TASK DIRECTIONS:
Find the string "marker" in the data, then copy every line where it is found.

[Entries from a dataset]
#####
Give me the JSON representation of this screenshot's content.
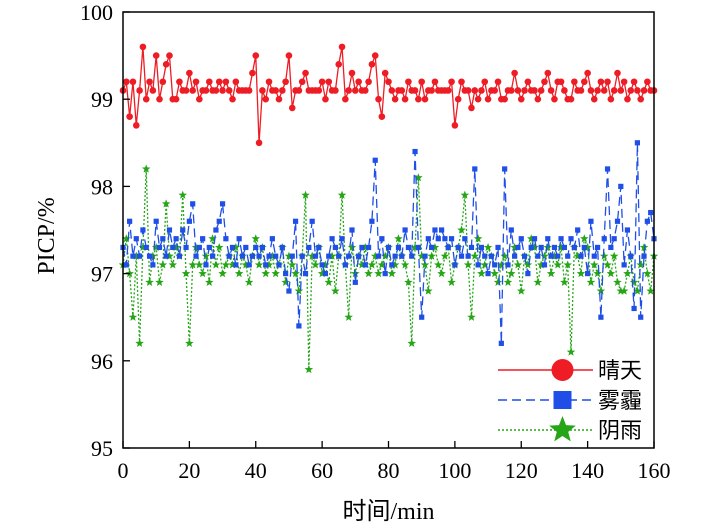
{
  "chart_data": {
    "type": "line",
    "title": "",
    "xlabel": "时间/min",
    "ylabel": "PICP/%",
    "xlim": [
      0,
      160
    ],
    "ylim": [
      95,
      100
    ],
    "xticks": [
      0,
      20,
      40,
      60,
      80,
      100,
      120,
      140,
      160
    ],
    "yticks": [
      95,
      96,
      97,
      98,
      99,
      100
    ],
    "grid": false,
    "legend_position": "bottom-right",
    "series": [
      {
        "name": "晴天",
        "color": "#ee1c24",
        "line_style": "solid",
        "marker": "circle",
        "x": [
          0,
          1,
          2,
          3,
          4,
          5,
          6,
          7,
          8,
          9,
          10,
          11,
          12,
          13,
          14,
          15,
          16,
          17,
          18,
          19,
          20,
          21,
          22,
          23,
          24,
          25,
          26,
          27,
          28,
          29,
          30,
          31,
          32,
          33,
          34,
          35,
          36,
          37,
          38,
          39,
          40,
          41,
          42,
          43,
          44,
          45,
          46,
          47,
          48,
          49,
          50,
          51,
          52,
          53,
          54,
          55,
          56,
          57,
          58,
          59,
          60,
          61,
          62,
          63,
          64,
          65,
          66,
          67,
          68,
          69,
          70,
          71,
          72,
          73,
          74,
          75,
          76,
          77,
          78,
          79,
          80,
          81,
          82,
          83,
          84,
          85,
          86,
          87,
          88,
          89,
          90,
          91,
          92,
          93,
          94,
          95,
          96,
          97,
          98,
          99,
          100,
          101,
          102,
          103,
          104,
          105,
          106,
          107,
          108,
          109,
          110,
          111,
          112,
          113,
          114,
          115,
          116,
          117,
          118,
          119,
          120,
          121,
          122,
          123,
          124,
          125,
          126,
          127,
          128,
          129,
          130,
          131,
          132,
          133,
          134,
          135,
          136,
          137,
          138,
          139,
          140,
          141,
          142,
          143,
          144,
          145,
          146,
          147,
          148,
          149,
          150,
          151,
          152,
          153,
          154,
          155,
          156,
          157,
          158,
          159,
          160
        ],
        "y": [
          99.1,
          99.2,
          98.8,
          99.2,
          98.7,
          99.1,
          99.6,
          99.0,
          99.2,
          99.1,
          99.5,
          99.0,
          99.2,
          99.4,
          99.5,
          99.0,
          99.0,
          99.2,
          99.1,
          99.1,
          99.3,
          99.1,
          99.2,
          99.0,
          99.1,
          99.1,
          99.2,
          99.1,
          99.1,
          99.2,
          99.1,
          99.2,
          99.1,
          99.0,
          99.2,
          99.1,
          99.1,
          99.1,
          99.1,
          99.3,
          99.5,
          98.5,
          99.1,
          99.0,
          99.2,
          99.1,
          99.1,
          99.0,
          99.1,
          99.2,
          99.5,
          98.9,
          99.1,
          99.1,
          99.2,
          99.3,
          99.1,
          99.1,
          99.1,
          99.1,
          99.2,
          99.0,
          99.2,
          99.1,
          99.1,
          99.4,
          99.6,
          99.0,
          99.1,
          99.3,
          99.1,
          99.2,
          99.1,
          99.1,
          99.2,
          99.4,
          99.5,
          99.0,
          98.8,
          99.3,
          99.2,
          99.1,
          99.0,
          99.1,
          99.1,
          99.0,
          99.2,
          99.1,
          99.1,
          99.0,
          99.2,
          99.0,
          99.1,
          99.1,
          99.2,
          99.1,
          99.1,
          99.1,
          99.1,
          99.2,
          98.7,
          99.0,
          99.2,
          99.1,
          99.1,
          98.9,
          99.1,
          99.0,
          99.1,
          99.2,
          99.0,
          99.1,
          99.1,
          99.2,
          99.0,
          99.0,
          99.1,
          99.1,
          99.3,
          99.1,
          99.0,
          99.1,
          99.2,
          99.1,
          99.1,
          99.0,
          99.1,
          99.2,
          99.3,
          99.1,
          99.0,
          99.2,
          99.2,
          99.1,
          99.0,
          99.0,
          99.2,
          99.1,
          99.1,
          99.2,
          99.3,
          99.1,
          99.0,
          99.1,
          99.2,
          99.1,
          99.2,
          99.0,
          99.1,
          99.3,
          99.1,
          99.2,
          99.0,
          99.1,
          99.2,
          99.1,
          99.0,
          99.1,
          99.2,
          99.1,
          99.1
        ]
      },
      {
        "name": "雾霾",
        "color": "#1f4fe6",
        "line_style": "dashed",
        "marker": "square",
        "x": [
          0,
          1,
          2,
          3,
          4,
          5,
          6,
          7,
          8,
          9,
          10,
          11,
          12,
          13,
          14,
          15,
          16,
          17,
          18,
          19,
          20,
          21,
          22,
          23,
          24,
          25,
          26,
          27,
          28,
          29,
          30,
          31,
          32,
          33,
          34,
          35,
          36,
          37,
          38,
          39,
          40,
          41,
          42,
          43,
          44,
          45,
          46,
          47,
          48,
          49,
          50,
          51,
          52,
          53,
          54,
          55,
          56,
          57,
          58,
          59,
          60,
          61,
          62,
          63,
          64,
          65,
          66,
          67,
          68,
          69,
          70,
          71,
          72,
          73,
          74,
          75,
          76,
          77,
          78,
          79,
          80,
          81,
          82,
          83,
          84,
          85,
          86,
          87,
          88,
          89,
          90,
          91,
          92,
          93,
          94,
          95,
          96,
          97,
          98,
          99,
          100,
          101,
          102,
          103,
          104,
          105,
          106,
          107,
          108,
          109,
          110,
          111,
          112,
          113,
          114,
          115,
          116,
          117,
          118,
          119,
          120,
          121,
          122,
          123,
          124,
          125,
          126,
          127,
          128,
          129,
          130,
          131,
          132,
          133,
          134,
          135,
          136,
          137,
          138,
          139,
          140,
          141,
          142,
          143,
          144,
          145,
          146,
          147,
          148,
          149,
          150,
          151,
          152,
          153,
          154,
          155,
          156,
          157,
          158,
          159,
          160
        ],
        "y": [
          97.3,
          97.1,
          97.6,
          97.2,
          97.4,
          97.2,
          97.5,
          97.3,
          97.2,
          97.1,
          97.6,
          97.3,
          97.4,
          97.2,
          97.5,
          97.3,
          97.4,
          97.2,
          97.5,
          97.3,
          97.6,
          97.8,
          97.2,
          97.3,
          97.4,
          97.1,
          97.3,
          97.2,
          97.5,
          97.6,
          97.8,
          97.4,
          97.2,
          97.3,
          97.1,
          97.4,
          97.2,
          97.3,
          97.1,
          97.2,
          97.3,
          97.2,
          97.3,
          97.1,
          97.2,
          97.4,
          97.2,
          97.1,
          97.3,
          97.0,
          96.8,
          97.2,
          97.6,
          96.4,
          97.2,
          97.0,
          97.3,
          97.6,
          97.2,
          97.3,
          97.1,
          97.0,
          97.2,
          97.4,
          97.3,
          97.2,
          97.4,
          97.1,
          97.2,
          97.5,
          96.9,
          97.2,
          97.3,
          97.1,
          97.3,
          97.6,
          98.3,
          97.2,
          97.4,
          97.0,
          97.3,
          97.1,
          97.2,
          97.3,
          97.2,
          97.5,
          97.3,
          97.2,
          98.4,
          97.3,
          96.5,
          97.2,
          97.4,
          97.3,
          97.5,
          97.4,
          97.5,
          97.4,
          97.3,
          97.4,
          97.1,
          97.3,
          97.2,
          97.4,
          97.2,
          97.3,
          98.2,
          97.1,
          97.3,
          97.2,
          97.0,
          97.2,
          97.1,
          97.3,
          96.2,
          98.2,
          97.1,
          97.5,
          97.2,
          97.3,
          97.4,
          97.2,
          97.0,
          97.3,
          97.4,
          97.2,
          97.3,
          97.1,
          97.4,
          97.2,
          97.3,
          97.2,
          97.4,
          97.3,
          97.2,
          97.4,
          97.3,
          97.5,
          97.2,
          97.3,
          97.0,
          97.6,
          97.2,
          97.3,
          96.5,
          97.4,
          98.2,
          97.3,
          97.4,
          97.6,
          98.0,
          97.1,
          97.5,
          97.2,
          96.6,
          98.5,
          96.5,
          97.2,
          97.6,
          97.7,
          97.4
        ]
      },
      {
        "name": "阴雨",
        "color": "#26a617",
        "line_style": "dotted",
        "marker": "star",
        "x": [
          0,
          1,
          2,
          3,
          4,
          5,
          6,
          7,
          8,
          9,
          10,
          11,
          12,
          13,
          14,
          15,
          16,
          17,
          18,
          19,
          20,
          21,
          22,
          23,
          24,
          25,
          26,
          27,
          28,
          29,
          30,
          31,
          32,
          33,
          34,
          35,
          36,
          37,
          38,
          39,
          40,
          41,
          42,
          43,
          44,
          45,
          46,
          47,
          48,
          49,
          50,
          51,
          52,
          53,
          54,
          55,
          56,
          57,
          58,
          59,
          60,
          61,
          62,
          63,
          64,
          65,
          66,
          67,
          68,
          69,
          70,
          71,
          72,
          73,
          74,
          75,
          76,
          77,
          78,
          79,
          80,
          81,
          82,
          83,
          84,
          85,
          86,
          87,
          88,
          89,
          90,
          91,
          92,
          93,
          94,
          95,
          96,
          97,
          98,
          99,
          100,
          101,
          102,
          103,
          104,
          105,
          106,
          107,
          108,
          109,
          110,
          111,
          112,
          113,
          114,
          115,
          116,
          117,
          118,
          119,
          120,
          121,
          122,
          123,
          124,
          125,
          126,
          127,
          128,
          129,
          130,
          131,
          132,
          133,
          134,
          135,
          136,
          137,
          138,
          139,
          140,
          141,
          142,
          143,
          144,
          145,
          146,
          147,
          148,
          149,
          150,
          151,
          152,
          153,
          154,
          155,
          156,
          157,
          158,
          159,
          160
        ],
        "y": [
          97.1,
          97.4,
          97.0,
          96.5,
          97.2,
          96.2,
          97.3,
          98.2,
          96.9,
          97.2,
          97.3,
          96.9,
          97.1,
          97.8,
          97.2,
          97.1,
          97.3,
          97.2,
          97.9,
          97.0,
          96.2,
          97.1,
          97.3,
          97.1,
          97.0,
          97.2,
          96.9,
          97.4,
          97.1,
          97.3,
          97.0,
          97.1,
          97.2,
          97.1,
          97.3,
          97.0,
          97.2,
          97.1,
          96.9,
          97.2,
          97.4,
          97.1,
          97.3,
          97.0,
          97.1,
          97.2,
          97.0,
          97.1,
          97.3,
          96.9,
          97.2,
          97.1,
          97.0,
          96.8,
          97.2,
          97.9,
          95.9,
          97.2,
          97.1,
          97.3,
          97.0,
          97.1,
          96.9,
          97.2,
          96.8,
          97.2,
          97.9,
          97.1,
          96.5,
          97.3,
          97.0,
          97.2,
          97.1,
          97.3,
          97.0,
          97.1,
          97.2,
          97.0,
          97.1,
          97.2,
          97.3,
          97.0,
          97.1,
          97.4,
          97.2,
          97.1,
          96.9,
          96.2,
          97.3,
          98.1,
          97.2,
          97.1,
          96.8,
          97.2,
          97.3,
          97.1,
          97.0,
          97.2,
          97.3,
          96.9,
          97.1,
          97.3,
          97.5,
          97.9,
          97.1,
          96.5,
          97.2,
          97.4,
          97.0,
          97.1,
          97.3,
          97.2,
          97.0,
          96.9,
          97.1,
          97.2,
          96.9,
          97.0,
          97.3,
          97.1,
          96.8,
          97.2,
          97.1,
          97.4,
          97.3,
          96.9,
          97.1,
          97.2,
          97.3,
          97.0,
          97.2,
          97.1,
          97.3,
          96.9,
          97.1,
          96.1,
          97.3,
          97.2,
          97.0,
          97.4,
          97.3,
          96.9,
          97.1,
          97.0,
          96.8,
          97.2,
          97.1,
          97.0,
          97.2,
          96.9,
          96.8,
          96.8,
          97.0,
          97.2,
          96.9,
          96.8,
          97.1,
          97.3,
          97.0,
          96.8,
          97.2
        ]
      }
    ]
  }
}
#####
EXPECTED ANSWER:
        "marker": "circle",
        "marker": "square",
        "marker": "star",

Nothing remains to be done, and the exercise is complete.